§ **REQUEST**
Please output the records below in full, exactly as given, but without the images.

§ **SUPPLIED INFORMATION**
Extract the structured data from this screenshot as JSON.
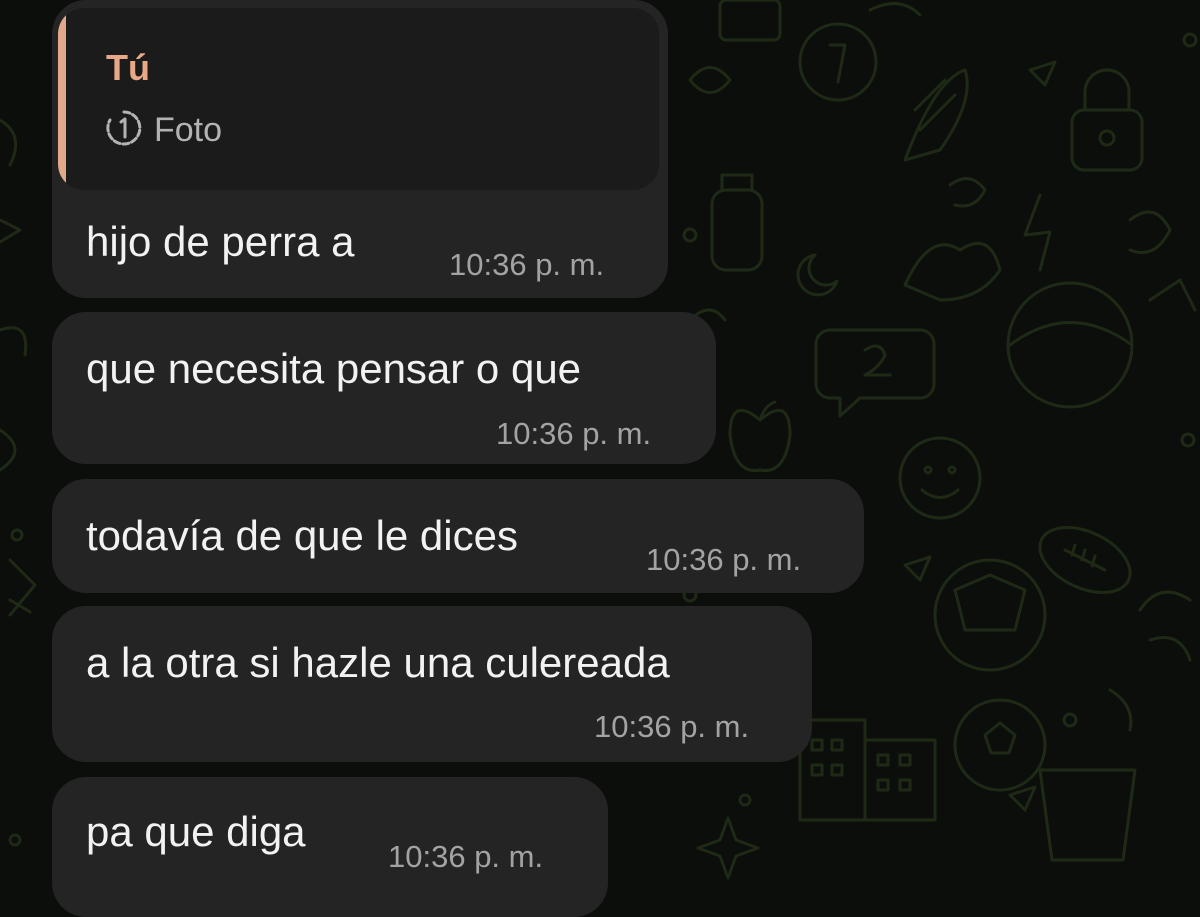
{
  "theme": {
    "background": "#0b0e0a",
    "doodle_color": "#1f2a16",
    "bubble_color": "#242424",
    "quote_bg": "#1b1b1b",
    "quote_accent": "#e1a88c",
    "text_color": "#f2f2f2",
    "time_color": "#a3a3a3"
  },
  "quoted": {
    "author": "Tú",
    "icon": "view-once-icon",
    "label": "Foto"
  },
  "messages": [
    {
      "text": "hijo de perra a",
      "time": "10:36 p. m."
    },
    {
      "text": "que necesita pensar o que",
      "time": "10:36 p. m."
    },
    {
      "text": "todavía de que le dices",
      "time": "10:36 p. m."
    },
    {
      "text": "a la otra si hazle una culereada",
      "time": "10:36 p. m."
    },
    {
      "text": "pa que diga",
      "time": "10:36 p. m."
    }
  ]
}
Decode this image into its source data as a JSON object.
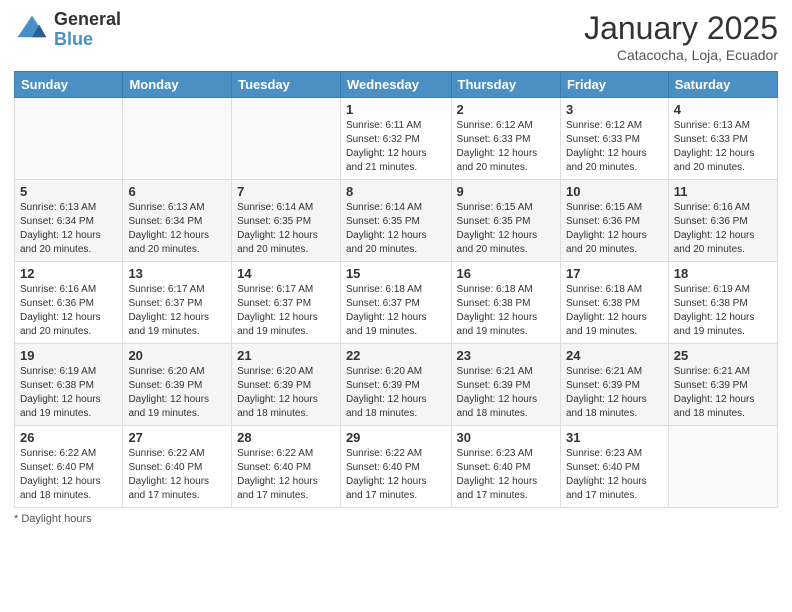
{
  "logo": {
    "general": "General",
    "blue": "Blue"
  },
  "title": "January 2025",
  "subtitle": "Catacocha, Loja, Ecuador",
  "days_of_week": [
    "Sunday",
    "Monday",
    "Tuesday",
    "Wednesday",
    "Thursday",
    "Friday",
    "Saturday"
  ],
  "footer": "Daylight hours",
  "weeks": [
    [
      {
        "day": "",
        "info": ""
      },
      {
        "day": "",
        "info": ""
      },
      {
        "day": "",
        "info": ""
      },
      {
        "day": "1",
        "info": "Sunrise: 6:11 AM\nSunset: 6:32 PM\nDaylight: 12 hours\nand 21 minutes."
      },
      {
        "day": "2",
        "info": "Sunrise: 6:12 AM\nSunset: 6:33 PM\nDaylight: 12 hours\nand 20 minutes."
      },
      {
        "day": "3",
        "info": "Sunrise: 6:12 AM\nSunset: 6:33 PM\nDaylight: 12 hours\nand 20 minutes."
      },
      {
        "day": "4",
        "info": "Sunrise: 6:13 AM\nSunset: 6:33 PM\nDaylight: 12 hours\nand 20 minutes."
      }
    ],
    [
      {
        "day": "5",
        "info": "Sunrise: 6:13 AM\nSunset: 6:34 PM\nDaylight: 12 hours\nand 20 minutes."
      },
      {
        "day": "6",
        "info": "Sunrise: 6:13 AM\nSunset: 6:34 PM\nDaylight: 12 hours\nand 20 minutes."
      },
      {
        "day": "7",
        "info": "Sunrise: 6:14 AM\nSunset: 6:35 PM\nDaylight: 12 hours\nand 20 minutes."
      },
      {
        "day": "8",
        "info": "Sunrise: 6:14 AM\nSunset: 6:35 PM\nDaylight: 12 hours\nand 20 minutes."
      },
      {
        "day": "9",
        "info": "Sunrise: 6:15 AM\nSunset: 6:35 PM\nDaylight: 12 hours\nand 20 minutes."
      },
      {
        "day": "10",
        "info": "Sunrise: 6:15 AM\nSunset: 6:36 PM\nDaylight: 12 hours\nand 20 minutes."
      },
      {
        "day": "11",
        "info": "Sunrise: 6:16 AM\nSunset: 6:36 PM\nDaylight: 12 hours\nand 20 minutes."
      }
    ],
    [
      {
        "day": "12",
        "info": "Sunrise: 6:16 AM\nSunset: 6:36 PM\nDaylight: 12 hours\nand 20 minutes."
      },
      {
        "day": "13",
        "info": "Sunrise: 6:17 AM\nSunset: 6:37 PM\nDaylight: 12 hours\nand 19 minutes."
      },
      {
        "day": "14",
        "info": "Sunrise: 6:17 AM\nSunset: 6:37 PM\nDaylight: 12 hours\nand 19 minutes."
      },
      {
        "day": "15",
        "info": "Sunrise: 6:18 AM\nSunset: 6:37 PM\nDaylight: 12 hours\nand 19 minutes."
      },
      {
        "day": "16",
        "info": "Sunrise: 6:18 AM\nSunset: 6:38 PM\nDaylight: 12 hours\nand 19 minutes."
      },
      {
        "day": "17",
        "info": "Sunrise: 6:18 AM\nSunset: 6:38 PM\nDaylight: 12 hours\nand 19 minutes."
      },
      {
        "day": "18",
        "info": "Sunrise: 6:19 AM\nSunset: 6:38 PM\nDaylight: 12 hours\nand 19 minutes."
      }
    ],
    [
      {
        "day": "19",
        "info": "Sunrise: 6:19 AM\nSunset: 6:38 PM\nDaylight: 12 hours\nand 19 minutes."
      },
      {
        "day": "20",
        "info": "Sunrise: 6:20 AM\nSunset: 6:39 PM\nDaylight: 12 hours\nand 19 minutes."
      },
      {
        "day": "21",
        "info": "Sunrise: 6:20 AM\nSunset: 6:39 PM\nDaylight: 12 hours\nand 18 minutes."
      },
      {
        "day": "22",
        "info": "Sunrise: 6:20 AM\nSunset: 6:39 PM\nDaylight: 12 hours\nand 18 minutes."
      },
      {
        "day": "23",
        "info": "Sunrise: 6:21 AM\nSunset: 6:39 PM\nDaylight: 12 hours\nand 18 minutes."
      },
      {
        "day": "24",
        "info": "Sunrise: 6:21 AM\nSunset: 6:39 PM\nDaylight: 12 hours\nand 18 minutes."
      },
      {
        "day": "25",
        "info": "Sunrise: 6:21 AM\nSunset: 6:39 PM\nDaylight: 12 hours\nand 18 minutes."
      }
    ],
    [
      {
        "day": "26",
        "info": "Sunrise: 6:22 AM\nSunset: 6:40 PM\nDaylight: 12 hours\nand 18 minutes."
      },
      {
        "day": "27",
        "info": "Sunrise: 6:22 AM\nSunset: 6:40 PM\nDaylight: 12 hours\nand 17 minutes."
      },
      {
        "day": "28",
        "info": "Sunrise: 6:22 AM\nSunset: 6:40 PM\nDaylight: 12 hours\nand 17 minutes."
      },
      {
        "day": "29",
        "info": "Sunrise: 6:22 AM\nSunset: 6:40 PM\nDaylight: 12 hours\nand 17 minutes."
      },
      {
        "day": "30",
        "info": "Sunrise: 6:23 AM\nSunset: 6:40 PM\nDaylight: 12 hours\nand 17 minutes."
      },
      {
        "day": "31",
        "info": "Sunrise: 6:23 AM\nSunset: 6:40 PM\nDaylight: 12 hours\nand 17 minutes."
      },
      {
        "day": "",
        "info": ""
      }
    ]
  ]
}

§ **RESULT FOR THIS TASK**
Extract the structured data from this screenshot as JSON.
{
  "theme": {
    "background": "#0b0e0a",
    "doodle_color": "#1f2a16",
    "bubble_color": "#242424",
    "quote_bg": "#1b1b1b",
    "quote_accent": "#e1a88c",
    "text_color": "#f2f2f2",
    "time_color": "#a3a3a3"
  },
  "quoted": {
    "author": "Tú",
    "icon": "view-once-icon",
    "label": "Foto"
  },
  "messages": [
    {
      "text": "hijo de perra a",
      "time": "10:36 p. m."
    },
    {
      "text": "que necesita pensar o que",
      "time": "10:36 p. m."
    },
    {
      "text": "todavía de que le dices",
      "time": "10:36 p. m."
    },
    {
      "text": "a la otra si hazle una culereada",
      "time": "10:36 p. m."
    },
    {
      "text": "pa que diga",
      "time": "10:36 p. m."
    }
  ]
}
Decode this image into its source data as a JSON object.
{
  "logo": {
    "general": "General",
    "blue": "Blue"
  },
  "title": "January 2025",
  "subtitle": "Catacocha, Loja, Ecuador",
  "days_of_week": [
    "Sunday",
    "Monday",
    "Tuesday",
    "Wednesday",
    "Thursday",
    "Friday",
    "Saturday"
  ],
  "footer": "Daylight hours",
  "weeks": [
    [
      {
        "day": "",
        "info": ""
      },
      {
        "day": "",
        "info": ""
      },
      {
        "day": "",
        "info": ""
      },
      {
        "day": "1",
        "info": "Sunrise: 6:11 AM\nSunset: 6:32 PM\nDaylight: 12 hours\nand 21 minutes."
      },
      {
        "day": "2",
        "info": "Sunrise: 6:12 AM\nSunset: 6:33 PM\nDaylight: 12 hours\nand 20 minutes."
      },
      {
        "day": "3",
        "info": "Sunrise: 6:12 AM\nSunset: 6:33 PM\nDaylight: 12 hours\nand 20 minutes."
      },
      {
        "day": "4",
        "info": "Sunrise: 6:13 AM\nSunset: 6:33 PM\nDaylight: 12 hours\nand 20 minutes."
      }
    ],
    [
      {
        "day": "5",
        "info": "Sunrise: 6:13 AM\nSunset: 6:34 PM\nDaylight: 12 hours\nand 20 minutes."
      },
      {
        "day": "6",
        "info": "Sunrise: 6:13 AM\nSunset: 6:34 PM\nDaylight: 12 hours\nand 20 minutes."
      },
      {
        "day": "7",
        "info": "Sunrise: 6:14 AM\nSunset: 6:35 PM\nDaylight: 12 hours\nand 20 minutes."
      },
      {
        "day": "8",
        "info": "Sunrise: 6:14 AM\nSunset: 6:35 PM\nDaylight: 12 hours\nand 20 minutes."
      },
      {
        "day": "9",
        "info": "Sunrise: 6:15 AM\nSunset: 6:35 PM\nDaylight: 12 hours\nand 20 minutes."
      },
      {
        "day": "10",
        "info": "Sunrise: 6:15 AM\nSunset: 6:36 PM\nDaylight: 12 hours\nand 20 minutes."
      },
      {
        "day": "11",
        "info": "Sunrise: 6:16 AM\nSunset: 6:36 PM\nDaylight: 12 hours\nand 20 minutes."
      }
    ],
    [
      {
        "day": "12",
        "info": "Sunrise: 6:16 AM\nSunset: 6:36 PM\nDaylight: 12 hours\nand 20 minutes."
      },
      {
        "day": "13",
        "info": "Sunrise: 6:17 AM\nSunset: 6:37 PM\nDaylight: 12 hours\nand 19 minutes."
      },
      {
        "day": "14",
        "info": "Sunrise: 6:17 AM\nSunset: 6:37 PM\nDaylight: 12 hours\nand 19 minutes."
      },
      {
        "day": "15",
        "info": "Sunrise: 6:18 AM\nSunset: 6:37 PM\nDaylight: 12 hours\nand 19 minutes."
      },
      {
        "day": "16",
        "info": "Sunrise: 6:18 AM\nSunset: 6:38 PM\nDaylight: 12 hours\nand 19 minutes."
      },
      {
        "day": "17",
        "info": "Sunrise: 6:18 AM\nSunset: 6:38 PM\nDaylight: 12 hours\nand 19 minutes."
      },
      {
        "day": "18",
        "info": "Sunrise: 6:19 AM\nSunset: 6:38 PM\nDaylight: 12 hours\nand 19 minutes."
      }
    ],
    [
      {
        "day": "19",
        "info": "Sunrise: 6:19 AM\nSunset: 6:38 PM\nDaylight: 12 hours\nand 19 minutes."
      },
      {
        "day": "20",
        "info": "Sunrise: 6:20 AM\nSunset: 6:39 PM\nDaylight: 12 hours\nand 19 minutes."
      },
      {
        "day": "21",
        "info": "Sunrise: 6:20 AM\nSunset: 6:39 PM\nDaylight: 12 hours\nand 18 minutes."
      },
      {
        "day": "22",
        "info": "Sunrise: 6:20 AM\nSunset: 6:39 PM\nDaylight: 12 hours\nand 18 minutes."
      },
      {
        "day": "23",
        "info": "Sunrise: 6:21 AM\nSunset: 6:39 PM\nDaylight: 12 hours\nand 18 minutes."
      },
      {
        "day": "24",
        "info": "Sunrise: 6:21 AM\nSunset: 6:39 PM\nDaylight: 12 hours\nand 18 minutes."
      },
      {
        "day": "25",
        "info": "Sunrise: 6:21 AM\nSunset: 6:39 PM\nDaylight: 12 hours\nand 18 minutes."
      }
    ],
    [
      {
        "day": "26",
        "info": "Sunrise: 6:22 AM\nSunset: 6:40 PM\nDaylight: 12 hours\nand 18 minutes."
      },
      {
        "day": "27",
        "info": "Sunrise: 6:22 AM\nSunset: 6:40 PM\nDaylight: 12 hours\nand 17 minutes."
      },
      {
        "day": "28",
        "info": "Sunrise: 6:22 AM\nSunset: 6:40 PM\nDaylight: 12 hours\nand 17 minutes."
      },
      {
        "day": "29",
        "info": "Sunrise: 6:22 AM\nSunset: 6:40 PM\nDaylight: 12 hours\nand 17 minutes."
      },
      {
        "day": "30",
        "info": "Sunrise: 6:23 AM\nSunset: 6:40 PM\nDaylight: 12 hours\nand 17 minutes."
      },
      {
        "day": "31",
        "info": "Sunrise: 6:23 AM\nSunset: 6:40 PM\nDaylight: 12 hours\nand 17 minutes."
      },
      {
        "day": "",
        "info": ""
      }
    ]
  ]
}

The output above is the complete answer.